Reproduce each line of the material precisely.

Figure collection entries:
★ ★ ★
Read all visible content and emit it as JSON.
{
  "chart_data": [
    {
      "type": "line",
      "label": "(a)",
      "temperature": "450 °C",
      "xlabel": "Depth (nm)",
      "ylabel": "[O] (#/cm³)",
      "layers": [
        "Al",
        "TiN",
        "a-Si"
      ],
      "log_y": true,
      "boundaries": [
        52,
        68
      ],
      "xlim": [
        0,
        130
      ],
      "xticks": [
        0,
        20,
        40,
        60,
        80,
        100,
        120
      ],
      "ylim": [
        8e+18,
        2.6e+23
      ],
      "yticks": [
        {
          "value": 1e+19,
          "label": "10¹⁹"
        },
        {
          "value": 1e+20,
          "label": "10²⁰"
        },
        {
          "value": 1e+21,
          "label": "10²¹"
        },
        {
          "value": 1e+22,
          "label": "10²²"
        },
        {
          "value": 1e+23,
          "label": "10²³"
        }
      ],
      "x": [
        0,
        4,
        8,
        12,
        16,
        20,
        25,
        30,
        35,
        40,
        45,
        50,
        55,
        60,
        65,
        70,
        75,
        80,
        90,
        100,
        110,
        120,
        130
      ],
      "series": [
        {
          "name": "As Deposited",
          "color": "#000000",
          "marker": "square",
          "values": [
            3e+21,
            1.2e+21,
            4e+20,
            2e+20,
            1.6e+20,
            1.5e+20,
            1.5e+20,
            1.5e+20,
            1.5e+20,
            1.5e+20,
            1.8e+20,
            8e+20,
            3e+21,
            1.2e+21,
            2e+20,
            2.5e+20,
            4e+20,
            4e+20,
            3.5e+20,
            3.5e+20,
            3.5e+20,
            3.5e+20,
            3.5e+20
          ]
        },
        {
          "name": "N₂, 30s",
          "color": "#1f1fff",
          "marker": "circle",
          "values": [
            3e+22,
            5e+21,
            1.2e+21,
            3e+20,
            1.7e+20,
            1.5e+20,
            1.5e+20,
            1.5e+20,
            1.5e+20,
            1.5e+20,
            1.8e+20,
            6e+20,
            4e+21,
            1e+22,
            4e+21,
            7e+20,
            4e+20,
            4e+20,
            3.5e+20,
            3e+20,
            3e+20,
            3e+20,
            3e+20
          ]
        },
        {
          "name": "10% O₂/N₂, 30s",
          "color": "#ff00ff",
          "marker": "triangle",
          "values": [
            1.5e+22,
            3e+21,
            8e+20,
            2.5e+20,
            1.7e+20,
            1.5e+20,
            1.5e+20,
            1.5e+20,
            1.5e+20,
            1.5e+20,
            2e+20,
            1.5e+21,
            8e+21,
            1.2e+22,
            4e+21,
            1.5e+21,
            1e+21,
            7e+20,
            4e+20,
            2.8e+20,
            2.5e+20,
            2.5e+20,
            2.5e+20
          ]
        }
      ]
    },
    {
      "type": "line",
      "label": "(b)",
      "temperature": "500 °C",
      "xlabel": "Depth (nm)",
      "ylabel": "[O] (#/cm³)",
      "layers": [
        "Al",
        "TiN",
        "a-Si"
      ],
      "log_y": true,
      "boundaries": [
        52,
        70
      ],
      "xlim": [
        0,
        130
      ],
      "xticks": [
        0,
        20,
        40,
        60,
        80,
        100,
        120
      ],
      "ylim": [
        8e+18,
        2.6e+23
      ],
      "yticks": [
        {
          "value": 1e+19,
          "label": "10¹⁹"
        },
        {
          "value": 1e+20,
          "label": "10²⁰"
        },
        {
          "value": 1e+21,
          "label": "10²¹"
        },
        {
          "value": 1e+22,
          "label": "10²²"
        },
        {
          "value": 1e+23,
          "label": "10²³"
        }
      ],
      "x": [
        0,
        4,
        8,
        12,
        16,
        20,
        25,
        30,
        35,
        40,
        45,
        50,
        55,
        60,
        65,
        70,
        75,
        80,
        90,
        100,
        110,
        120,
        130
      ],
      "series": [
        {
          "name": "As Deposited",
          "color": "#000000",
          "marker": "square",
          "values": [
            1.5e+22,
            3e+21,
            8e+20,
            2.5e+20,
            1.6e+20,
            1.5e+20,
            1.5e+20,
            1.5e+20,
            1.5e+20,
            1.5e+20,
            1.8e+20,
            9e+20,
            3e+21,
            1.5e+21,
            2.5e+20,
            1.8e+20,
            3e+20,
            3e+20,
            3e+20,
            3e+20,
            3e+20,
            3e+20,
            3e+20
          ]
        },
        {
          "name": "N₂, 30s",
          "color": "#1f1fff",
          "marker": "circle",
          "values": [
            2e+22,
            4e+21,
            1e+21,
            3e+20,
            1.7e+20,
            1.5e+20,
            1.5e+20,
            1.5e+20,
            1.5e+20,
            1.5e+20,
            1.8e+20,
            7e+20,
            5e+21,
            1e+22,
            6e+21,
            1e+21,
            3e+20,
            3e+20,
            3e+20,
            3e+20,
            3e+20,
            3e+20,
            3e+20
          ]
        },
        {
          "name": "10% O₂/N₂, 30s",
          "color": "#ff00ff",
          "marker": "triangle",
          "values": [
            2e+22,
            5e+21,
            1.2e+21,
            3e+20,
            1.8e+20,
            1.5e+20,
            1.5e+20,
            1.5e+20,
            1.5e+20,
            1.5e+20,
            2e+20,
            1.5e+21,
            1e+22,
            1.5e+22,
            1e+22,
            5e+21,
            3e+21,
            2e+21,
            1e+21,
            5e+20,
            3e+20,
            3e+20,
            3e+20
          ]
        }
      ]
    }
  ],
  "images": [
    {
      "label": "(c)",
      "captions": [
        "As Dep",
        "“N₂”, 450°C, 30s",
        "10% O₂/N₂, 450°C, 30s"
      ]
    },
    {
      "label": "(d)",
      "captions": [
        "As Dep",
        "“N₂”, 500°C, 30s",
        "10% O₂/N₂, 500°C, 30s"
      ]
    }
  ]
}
★ ★ ★
*In response*.
Read all visible content and emit it as JSON.
{
  "chart_data": [
    {
      "type": "line",
      "label": "(a)",
      "temperature": "450 °C",
      "xlabel": "Depth (nm)",
      "ylabel": "[O] (#/cm³)",
      "layers": [
        "Al",
        "TiN",
        "a-Si"
      ],
      "log_y": true,
      "boundaries": [
        52,
        68
      ],
      "xlim": [
        0,
        130
      ],
      "xticks": [
        0,
        20,
        40,
        60,
        80,
        100,
        120
      ],
      "ylim": [
        8e+18,
        2.6e+23
      ],
      "yticks": [
        {
          "value": 1e+19,
          "label": "10¹⁹"
        },
        {
          "value": 1e+20,
          "label": "10²⁰"
        },
        {
          "value": 1e+21,
          "label": "10²¹"
        },
        {
          "value": 1e+22,
          "label": "10²²"
        },
        {
          "value": 1e+23,
          "label": "10²³"
        }
      ],
      "x": [
        0,
        4,
        8,
        12,
        16,
        20,
        25,
        30,
        35,
        40,
        45,
        50,
        55,
        60,
        65,
        70,
        75,
        80,
        90,
        100,
        110,
        120,
        130
      ],
      "series": [
        {
          "name": "As Deposited",
          "color": "#000000",
          "marker": "square",
          "values": [
            3e+21,
            1.2e+21,
            4e+20,
            2e+20,
            1.6e+20,
            1.5e+20,
            1.5e+20,
            1.5e+20,
            1.5e+20,
            1.5e+20,
            1.8e+20,
            8e+20,
            3e+21,
            1.2e+21,
            2e+20,
            2.5e+20,
            4e+20,
            4e+20,
            3.5e+20,
            3.5e+20,
            3.5e+20,
            3.5e+20,
            3.5e+20
          ]
        },
        {
          "name": "N₂, 30s",
          "color": "#1f1fff",
          "marker": "circle",
          "values": [
            3e+22,
            5e+21,
            1.2e+21,
            3e+20,
            1.7e+20,
            1.5e+20,
            1.5e+20,
            1.5e+20,
            1.5e+20,
            1.5e+20,
            1.8e+20,
            6e+20,
            4e+21,
            1e+22,
            4e+21,
            7e+20,
            4e+20,
            4e+20,
            3.5e+20,
            3e+20,
            3e+20,
            3e+20,
            3e+20
          ]
        },
        {
          "name": "10% O₂/N₂, 30s",
          "color": "#ff00ff",
          "marker": "triangle",
          "values": [
            1.5e+22,
            3e+21,
            8e+20,
            2.5e+20,
            1.7e+20,
            1.5e+20,
            1.5e+20,
            1.5e+20,
            1.5e+20,
            1.5e+20,
            2e+20,
            1.5e+21,
            8e+21,
            1.2e+22,
            4e+21,
            1.5e+21,
            1e+21,
            7e+20,
            4e+20,
            2.8e+20,
            2.5e+20,
            2.5e+20,
            2.5e+20
          ]
        }
      ]
    },
    {
      "type": "line",
      "label": "(b)",
      "temperature": "500 °C",
      "xlabel": "Depth (nm)",
      "ylabel": "[O] (#/cm³)",
      "layers": [
        "Al",
        "TiN",
        "a-Si"
      ],
      "log_y": true,
      "boundaries": [
        52,
        70
      ],
      "xlim": [
        0,
        130
      ],
      "xticks": [
        0,
        20,
        40,
        60,
        80,
        100,
        120
      ],
      "ylim": [
        8e+18,
        2.6e+23
      ],
      "yticks": [
        {
          "value": 1e+19,
          "label": "10¹⁹"
        },
        {
          "value": 1e+20,
          "label": "10²⁰"
        },
        {
          "value": 1e+21,
          "label": "10²¹"
        },
        {
          "value": 1e+22,
          "label": "10²²"
        },
        {
          "value": 1e+23,
          "label": "10²³"
        }
      ],
      "x": [
        0,
        4,
        8,
        12,
        16,
        20,
        25,
        30,
        35,
        40,
        45,
        50,
        55,
        60,
        65,
        70,
        75,
        80,
        90,
        100,
        110,
        120,
        130
      ],
      "series": [
        {
          "name": "As Deposited",
          "color": "#000000",
          "marker": "square",
          "values": [
            1.5e+22,
            3e+21,
            8e+20,
            2.5e+20,
            1.6e+20,
            1.5e+20,
            1.5e+20,
            1.5e+20,
            1.5e+20,
            1.5e+20,
            1.8e+20,
            9e+20,
            3e+21,
            1.5e+21,
            2.5e+20,
            1.8e+20,
            3e+20,
            3e+20,
            3e+20,
            3e+20,
            3e+20,
            3e+20,
            3e+20
          ]
        },
        {
          "name": "N₂, 30s",
          "color": "#1f1fff",
          "marker": "circle",
          "values": [
            2e+22,
            4e+21,
            1e+21,
            3e+20,
            1.7e+20,
            1.5e+20,
            1.5e+20,
            1.5e+20,
            1.5e+20,
            1.5e+20,
            1.8e+20,
            7e+20,
            5e+21,
            1e+22,
            6e+21,
            1e+21,
            3e+20,
            3e+20,
            3e+20,
            3e+20,
            3e+20,
            3e+20,
            3e+20
          ]
        },
        {
          "name": "10% O₂/N₂, 30s",
          "color": "#ff00ff",
          "marker": "triangle",
          "values": [
            2e+22,
            5e+21,
            1.2e+21,
            3e+20,
            1.8e+20,
            1.5e+20,
            1.5e+20,
            1.5e+20,
            1.5e+20,
            1.5e+20,
            2e+20,
            1.5e+21,
            1e+22,
            1.5e+22,
            1e+22,
            5e+21,
            3e+21,
            2e+21,
            1e+21,
            5e+20,
            3e+20,
            3e+20,
            3e+20
          ]
        }
      ]
    }
  ],
  "images": [
    {
      "label": "(c)",
      "captions": [
        "As Dep",
        "“N₂”, 450°C, 30s",
        "10% O₂/N₂, 450°C, 30s"
      ]
    },
    {
      "label": "(d)",
      "captions": [
        "As Dep",
        "“N₂”, 500°C, 30s",
        "10% O₂/N₂, 500°C, 30s"
      ]
    }
  ]
}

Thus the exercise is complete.